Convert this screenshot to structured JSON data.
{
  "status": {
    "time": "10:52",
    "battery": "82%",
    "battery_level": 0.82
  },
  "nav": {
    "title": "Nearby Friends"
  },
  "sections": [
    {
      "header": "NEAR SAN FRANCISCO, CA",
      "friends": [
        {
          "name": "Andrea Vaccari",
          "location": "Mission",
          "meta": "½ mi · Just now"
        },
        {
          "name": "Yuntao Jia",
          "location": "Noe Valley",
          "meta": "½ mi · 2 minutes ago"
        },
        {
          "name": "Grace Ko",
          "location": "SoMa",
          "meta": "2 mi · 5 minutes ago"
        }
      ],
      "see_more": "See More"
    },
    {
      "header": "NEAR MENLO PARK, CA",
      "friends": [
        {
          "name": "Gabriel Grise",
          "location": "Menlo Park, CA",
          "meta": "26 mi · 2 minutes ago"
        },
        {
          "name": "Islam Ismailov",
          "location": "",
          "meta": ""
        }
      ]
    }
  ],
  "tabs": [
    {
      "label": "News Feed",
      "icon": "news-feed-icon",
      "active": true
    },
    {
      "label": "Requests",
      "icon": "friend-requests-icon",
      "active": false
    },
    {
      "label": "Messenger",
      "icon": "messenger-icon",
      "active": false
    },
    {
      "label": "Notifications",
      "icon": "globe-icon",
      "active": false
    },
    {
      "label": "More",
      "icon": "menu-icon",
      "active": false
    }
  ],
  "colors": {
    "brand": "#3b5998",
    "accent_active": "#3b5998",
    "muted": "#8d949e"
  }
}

- [Directions] Show every line that contains the word "minutes".

- [Result]
          "meta": "½ mi · 2 minutes ago"
          "meta": "2 mi · 5 minutes ago"
          "meta": "26 mi · 2 minutes ago"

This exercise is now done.